Requirements:
Return all of the entries word for word, but omit the pictures they contain.

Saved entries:
┌────────

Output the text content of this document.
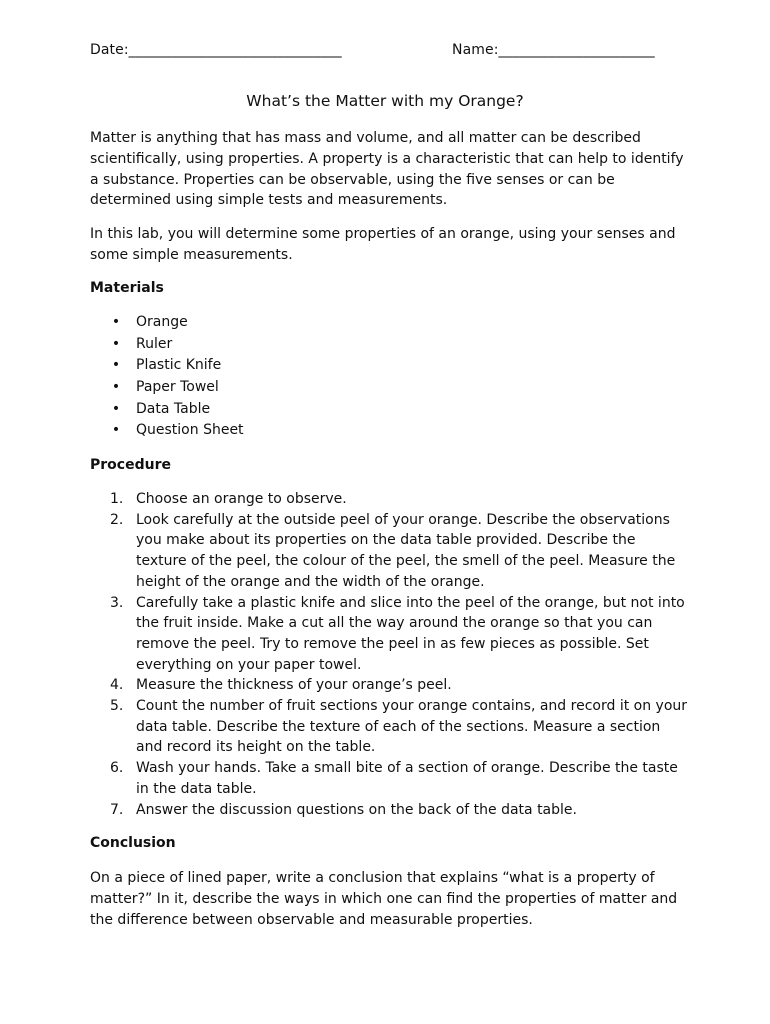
Date:______________________________	Name:______________________
What’s the Matter with my Orange?

Matter is anything that has mass and volume, and all matter can be described scientifically, using properties. A property is a characteristic that can help to identify a substance. Properties can be observable, using the five senses or can be determined using simple tests and measurements.

In this lab, you will determine some properties of an orange, using your senses and some simple measurements.

Materials
• Orange
• Ruler
• Plastic Knife
• Paper Towel
• Data Table
• Question Sheet
Procedure
1. Choose an orange to observe.
2. Look carefully at the outside peel of your orange. Describe the observations you make about its properties on the data table provided. Describe the texture of the peel, the colour of the peel, the smell of the peel. Measure the height of the orange and the width of the orange.
3. Carefully take a plastic knife and slice into the peel of the orange, but not into the fruit inside. Make a cut all the way around the orange so that you can remove the peel. Try to remove the peel in as few pieces as possible. Set everything on your paper towel.
4. Measure the thickness of your orange’s peel.
5. Count the number of fruit sections your orange contains, and record it on your data table. Describe the texture of each of the sections. Measure a section and record its height on the table.
6. Wash your hands. Take a small bite of a section of orange. Describe the taste in the data table.
7. Answer the discussion questions on the back of the data table.
Conclusion

On a piece of lined paper, write a conclusion that explains “what is a property of matter?” In it, describe the ways in which one can find the properties of matter and the difference between observable and measurable properties.
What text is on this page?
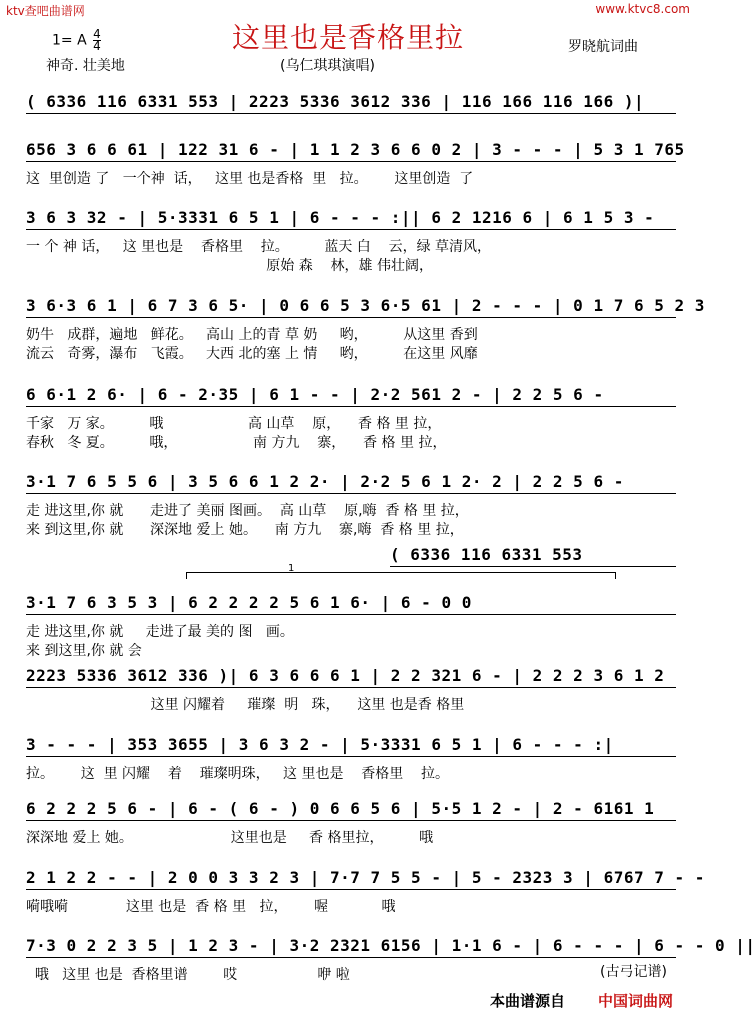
ktv查吧曲谱网	www.ktvc8.com
1= A $\frac{4}{4}$	这里也是香格里拉	罗晓航词曲
神奇. 壮美地	(乌仁琪琪演唱)
( 6336 116 6331 553 | 2223 5336 3612 336 | 116 166 116 166 )|
656 3 6 6 61 | 122 31 6 - | 1 1 2 3 6 6 0 2 | 3 - - - | 5 3 1 765
这  里创造 了   一个神  话，   这里 也是香格  里   拉。      这里创造  了
3 6 3 32 - | 5·3331 6 5 1 | 6 - - - :|| 6 2 1216 6 | 6 1 5 3 -
一 个 神 话，   这 里也是    香格里    拉。        蓝天 白    云，绿 草清风，
原始 森    林，雄 伟壮阔，
3 6·3 6 1 | 6 7 3 6 5· | 0 6 6 5 3 6·5 61 | 2 - - - | 0 1 7 6 5 2 3
奶牛   成群，遍地   鲜花。   高山 上的青 草 奶     哟，        从这里 香到
流云   奇雾，瀑布   飞霞。   大西 北的塞 上 情     哟，        在这里 风靡
6 6·1 2 6· | 6 - 2·35 | 6 1 - - | 2·2 561 2 - | 2 2 5 6 -
千家   万 家。        哦                   高 山草    原，    香 格 里 拉，
春秋   冬 夏。        哦，                 南 方九    寨，    香 格 里 拉，
3·1 7 6 5 5 6 | 3 5 6 6 1 2 2· | 2·2 5 6 1 2· 2 | 2 2 5 6 -
走 进这里,你 就      走进了 美丽 图画。  高 山草    原,嗨  香 格 里 拉，
来 到这里,你 就      深深地 爱上 她。    南 方九    寨,嗨  香 格 里 拉，
( 6336 116 6331 553
3·1 7 6 3 5 3 | 6 2 2 2 2 5 6 1 6· | 6 - 0 0
走 进这里,你 就     走进了最 美的 图   画。
来 到这里,你 就 会
2223 5336 3612 336 )| 6 3 6 6 6 1 | 2 2 321 6 - | 2 2 2 3 6 1 2
这里 闪耀着     璀璨  明   珠，    这里 也是香 格里
3 - - - | 353 3655 | 3 6 3 2 - | 5·3331 6 5 1 | 6 - - - :|
拉。      这  里 闪耀    着    璀璨明珠，   这 里也是    香格里    拉。
6 2 2 2 5 6 - | 6 - ( 6 - ) 0 6 6 5 6 | 5·5 1 2 - | 2 - 6161 1
深深地 爱上 她。                      这里也是     香 格里拉，        哦
2 1 2 2 - - | 2 0 0 3 3 2 3 | 7·7 7 5 5 - | 5 - 2323 3 | 6767 7 - -
嗬哦嗬             这里 也是  香 格 里   拉，      喔            哦
7·3 0 2 2 3 5 | 1 2 3 - | 3·2 2321 6156 | 1·1 6 - | 6 - - - | 6 - - 0 ||
哦   这里 也是  香格里谱        哎                  咿 啦
1
(古弓记谱)
本曲谱源自 中国词曲网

└────────

Task solution:
Output the text content of this document.
Date:______________________________	Name:______________________
What’s the Matter with my Orange?

Matter is anything that has mass and volume, and all matter can be described scientifically, using properties. A property is a characteristic that can help to identify a substance. Properties can be observable, using the five senses or can be determined using simple tests and measurements.

In this lab, you will determine some properties of an orange, using your senses and some simple measurements.

Materials
• Orange
• Ruler
• Plastic Knife
• Paper Towel
• Data Table
• Question Sheet
Procedure
1. Choose an orange to observe.
2. Look carefully at the outside peel of your orange. Describe the observations you make about its properties on the data table provided. Describe the texture of the peel, the colour of the peel, the smell of the peel. Measure the height of the orange and the width of the orange.
3. Carefully take a plastic knife and slice into the peel of the orange, but not into the fruit inside. Make a cut all the way around the orange so that you can remove the peel. Try to remove the peel in as few pieces as possible. Set everything on your paper towel.
4. Measure the thickness of your orange’s peel.
5. Count the number of fruit sections your orange contains, and record it on your data table. Describe the texture of each of the sections. Measure a section and record its height on the table.
6. Wash your hands. Take a small bite of a section of orange. Describe the taste in the data table.
7. Answer the discussion questions on the back of the data table.
Conclusion

On a piece of lined paper, write a conclusion that explains “what is a property of matter?” In it, describe the ways in which one can find the properties of matter and the difference between observable and measurable properties.
What text is on this page?
ktv查吧曲谱网	www.ktvc8.com
1= A $\frac{4}{4}$	这里也是香格里拉	罗晓航词曲
神奇. 壮美地	(乌仁琪琪演唱)
( 6336 116 6331 553 | 2223 5336 3612 336 | 116 166 116 166 )|
656 3 6 6 61 | 122 31 6 - | 1 1 2 3 6 6 0 2 | 3 - - - | 5 3 1 765
这  里创造 了   一个神  话，   这里 也是香格  里   拉。      这里创造  了
3 6 3 32 - | 5·3331 6 5 1 | 6 - - - :|| 6 2 1216 6 | 6 1 5 3 -
一 个 神 话，   这 里也是    香格里    拉。        蓝天 白    云，绿 草清风，
原始 森    林，雄 伟壮阔，
3 6·3 6 1 | 6 7 3 6 5· | 0 6 6 5 3 6·5 61 | 2 - - - | 0 1 7 6 5 2 3
奶牛   成群，遍地   鲜花。   高山 上的青 草 奶     哟，        从这里 香到
流云   奇雾，瀑布   飞霞。   大西 北的塞 上 情     哟，        在这里 风靡
6 6·1 2 6· | 6 - 2·35 | 6 1 - - | 2·2 561 2 - | 2 2 5 6 -
千家   万 家。        哦                   高 山草    原，    香 格 里 拉，
春秋   冬 夏。        哦，                 南 方九    寨，    香 格 里 拉，
3·1 7 6 5 5 6 | 3 5 6 6 1 2 2· | 2·2 5 6 1 2· 2 | 2 2 5 6 -
走 进这里,你 就      走进了 美丽 图画。  高 山草    原,嗨  香 格 里 拉，
来 到这里,你 就      深深地 爱上 她。    南 方九    寨,嗨  香 格 里 拉，
( 6336 116 6331 553
3·1 7 6 3 5 3 | 6 2 2 2 2 5 6 1 6· | 6 - 0 0
走 进这里,你 就     走进了最 美的 图   画。
来 到这里,你 就 会
2223 5336 3612 336 )| 6 3 6 6 6 1 | 2 2 321 6 - | 2 2 2 3 6 1 2
这里 闪耀着     璀璨  明   珠，    这里 也是香 格里
3 - - - | 353 3655 | 3 6 3 2 - | 5·3331 6 5 1 | 6 - - - :|
拉。      这  里 闪耀    着    璀璨明珠，   这 里也是    香格里    拉。
6 2 2 2 5 6 - | 6 - ( 6 - ) 0 6 6 5 6 | 5·5 1 2 - | 2 - 6161 1
深深地 爱上 她。                      这里也是     香 格里拉，        哦
2 1 2 2 - - | 2 0 0 3 3 2 3 | 7·7 7 5 5 - | 5 - 2323 3 | 6767 7 - -
嗬哦嗬             这里 也是  香 格 里   拉，      喔            哦
7·3 0 2 2 3 5 | 1 2 3 - | 3·2 2321 6156 | 1·1 6 - | 6 - - - | 6 - - 0 ||
哦   这里 也是  香格里谱        哎                  咿 啦
1
(古弓记谱)
本曲谱源自 中国词曲网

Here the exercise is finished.